◆ **What you will do**
Track down the lines that contain "Skills" and copy them.

◆ **Available records**
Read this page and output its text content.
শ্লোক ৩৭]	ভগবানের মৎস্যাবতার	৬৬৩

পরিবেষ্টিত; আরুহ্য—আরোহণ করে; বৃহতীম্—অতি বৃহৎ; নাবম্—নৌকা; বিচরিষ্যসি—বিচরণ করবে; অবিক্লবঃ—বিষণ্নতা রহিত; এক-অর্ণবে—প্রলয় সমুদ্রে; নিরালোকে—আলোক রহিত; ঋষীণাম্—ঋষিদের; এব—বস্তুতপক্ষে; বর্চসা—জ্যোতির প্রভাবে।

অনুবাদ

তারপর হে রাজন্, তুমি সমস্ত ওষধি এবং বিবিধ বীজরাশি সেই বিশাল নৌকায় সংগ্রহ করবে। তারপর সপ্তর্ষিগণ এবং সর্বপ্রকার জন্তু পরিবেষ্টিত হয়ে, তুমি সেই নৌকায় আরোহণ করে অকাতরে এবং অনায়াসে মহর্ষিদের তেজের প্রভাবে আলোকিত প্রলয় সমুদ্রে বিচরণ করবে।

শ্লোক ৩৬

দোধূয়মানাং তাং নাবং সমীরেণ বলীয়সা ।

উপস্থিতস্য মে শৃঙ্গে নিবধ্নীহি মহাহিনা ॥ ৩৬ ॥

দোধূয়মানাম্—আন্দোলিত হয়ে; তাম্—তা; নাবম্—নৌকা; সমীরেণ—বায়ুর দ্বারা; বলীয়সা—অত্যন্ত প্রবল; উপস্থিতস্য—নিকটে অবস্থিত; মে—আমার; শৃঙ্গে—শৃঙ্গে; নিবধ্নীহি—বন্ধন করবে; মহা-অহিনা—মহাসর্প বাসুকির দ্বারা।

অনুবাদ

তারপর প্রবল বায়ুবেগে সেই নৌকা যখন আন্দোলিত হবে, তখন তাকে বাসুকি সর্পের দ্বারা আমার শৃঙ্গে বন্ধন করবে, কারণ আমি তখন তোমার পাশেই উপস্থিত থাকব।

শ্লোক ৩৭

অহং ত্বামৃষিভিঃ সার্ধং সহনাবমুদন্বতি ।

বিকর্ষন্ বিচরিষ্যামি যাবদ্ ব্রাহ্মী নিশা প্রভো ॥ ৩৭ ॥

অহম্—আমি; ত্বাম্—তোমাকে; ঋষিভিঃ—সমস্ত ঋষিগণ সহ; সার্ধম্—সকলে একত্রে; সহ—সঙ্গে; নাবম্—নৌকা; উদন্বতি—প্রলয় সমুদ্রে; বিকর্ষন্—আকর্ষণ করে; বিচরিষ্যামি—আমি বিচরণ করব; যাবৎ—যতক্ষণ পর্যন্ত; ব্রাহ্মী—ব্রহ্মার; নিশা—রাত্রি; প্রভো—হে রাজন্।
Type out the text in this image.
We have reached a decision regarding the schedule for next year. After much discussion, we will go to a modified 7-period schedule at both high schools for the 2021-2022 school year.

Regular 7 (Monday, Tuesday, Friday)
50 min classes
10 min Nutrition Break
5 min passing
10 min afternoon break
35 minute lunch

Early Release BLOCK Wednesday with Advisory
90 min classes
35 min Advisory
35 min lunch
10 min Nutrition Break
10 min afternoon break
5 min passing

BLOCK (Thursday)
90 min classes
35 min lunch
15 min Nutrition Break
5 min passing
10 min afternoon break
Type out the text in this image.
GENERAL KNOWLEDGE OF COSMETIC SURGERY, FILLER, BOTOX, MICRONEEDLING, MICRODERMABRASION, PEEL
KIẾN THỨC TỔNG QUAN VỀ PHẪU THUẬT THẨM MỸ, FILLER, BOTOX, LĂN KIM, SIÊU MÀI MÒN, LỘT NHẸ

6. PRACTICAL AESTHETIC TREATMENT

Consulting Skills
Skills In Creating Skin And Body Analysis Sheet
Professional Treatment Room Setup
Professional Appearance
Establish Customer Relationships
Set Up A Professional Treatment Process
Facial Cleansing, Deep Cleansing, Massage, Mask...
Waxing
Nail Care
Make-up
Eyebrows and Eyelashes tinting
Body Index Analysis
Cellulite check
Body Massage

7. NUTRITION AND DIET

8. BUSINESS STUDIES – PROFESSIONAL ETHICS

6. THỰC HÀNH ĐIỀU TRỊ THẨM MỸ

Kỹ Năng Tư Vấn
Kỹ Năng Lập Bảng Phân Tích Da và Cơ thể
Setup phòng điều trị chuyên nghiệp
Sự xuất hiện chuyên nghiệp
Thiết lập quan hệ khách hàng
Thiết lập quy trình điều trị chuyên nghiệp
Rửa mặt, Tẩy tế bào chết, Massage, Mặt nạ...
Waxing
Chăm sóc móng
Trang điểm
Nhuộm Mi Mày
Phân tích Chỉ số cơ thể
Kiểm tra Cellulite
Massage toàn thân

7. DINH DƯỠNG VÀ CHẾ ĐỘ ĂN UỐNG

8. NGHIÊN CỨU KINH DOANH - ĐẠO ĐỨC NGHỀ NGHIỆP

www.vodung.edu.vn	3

◆ **Output**
Consulting Skills
Skills In Creating Skin And Body Analysis Sheet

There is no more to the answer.